___ Rows ___

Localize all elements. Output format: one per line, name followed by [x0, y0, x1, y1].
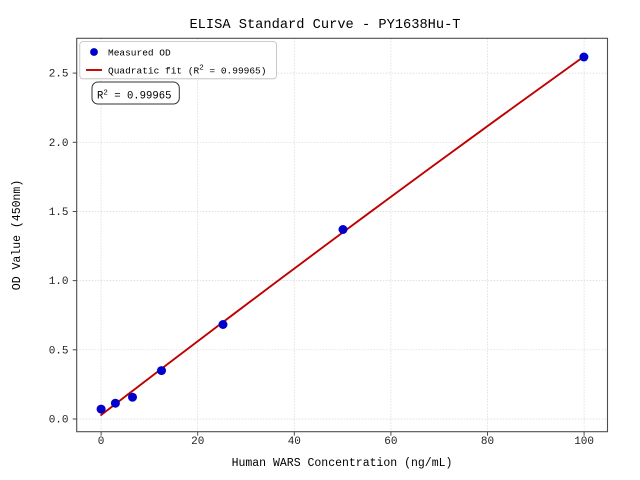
- svg-text:Measured OD: Measured OD: [108, 48, 171, 59]
- svg-text:ELISA Standard Curve - PY1638H: ELISA Standard Curve - PY1638Hu-T: [189, 18, 460, 33]
- svg-text:Quadratic fit (R2 = 0.99965): Quadratic fit (R2 = 0.99965): [108, 65, 266, 77]
- svg-text:1.0: 1.0: [49, 276, 69, 288]
- svg-text:0: 0: [98, 436, 105, 448]
- svg-text:R2 = 0.99965: R2 = 0.99965: [97, 90, 171, 103]
- svg-text:20: 20: [191, 436, 204, 448]
- svg-text:0.0: 0.0: [49, 415, 69, 427]
- svg-text:100: 100: [574, 436, 594, 448]
- svg-text:2.0: 2.0: [49, 138, 69, 150]
- svg-text:1.5: 1.5: [49, 207, 69, 219]
- svg-text:80: 80: [481, 436, 494, 448]
- svg-text:60: 60: [384, 436, 397, 448]
- svg-text:0.5: 0.5: [49, 345, 69, 357]
- svg-text:OD Value (450nm): OD Value (450nm): [11, 180, 24, 290]
- svg-text:2.5: 2.5: [49, 69, 69, 81]
- svg-text:Human WARS Concentration (ng/m: Human WARS Concentration (ng/mL): [232, 457, 453, 470]
- svg-text:40: 40: [288, 436, 301, 448]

___

**The task**
Reproduce the lines above with "Quadratic fit" switched to "Second-order fit" wherever it occurs, keeping everything else unchanged and leaving out the picture.

**Output below**
Localize all elements. Output format: one per line, name followed by [x0, y0, x1, y1].
- svg-text:Measured OD: Measured OD: [108, 48, 171, 59]
- svg-text:ELISA Standard Curve - PY1638H: ELISA Standard Curve - PY1638Hu-T: [189, 18, 460, 33]
- svg-text:Second-order fit (R2 = 0.99965): Second-order fit (R2 = 0.99965): [108, 65, 266, 77]
- svg-text:1.0: 1.0: [49, 276, 69, 288]
- svg-text:0: 0: [98, 436, 105, 448]
- svg-text:R2 = 0.99965: R2 = 0.99965: [97, 90, 171, 103]
- svg-text:20: 20: [191, 436, 204, 448]
- svg-text:0.0: 0.0: [49, 415, 69, 427]
- svg-text:100: 100: [574, 436, 594, 448]
- svg-text:2.0: 2.0: [49, 138, 69, 150]
- svg-text:1.5: 1.5: [49, 207, 69, 219]
- svg-text:80: 80: [481, 436, 494, 448]
- svg-text:60: 60: [384, 436, 397, 448]
- svg-text:0.5: 0.5: [49, 345, 69, 357]
- svg-text:OD Value (450nm): OD Value (450nm): [11, 180, 24, 290]
- svg-text:2.5: 2.5: [49, 69, 69, 81]
- svg-text:Human WARS Concentration (ng/m: Human WARS Concentration (ng/mL): [232, 457, 453, 470]
- svg-text:40: 40: [288, 436, 301, 448]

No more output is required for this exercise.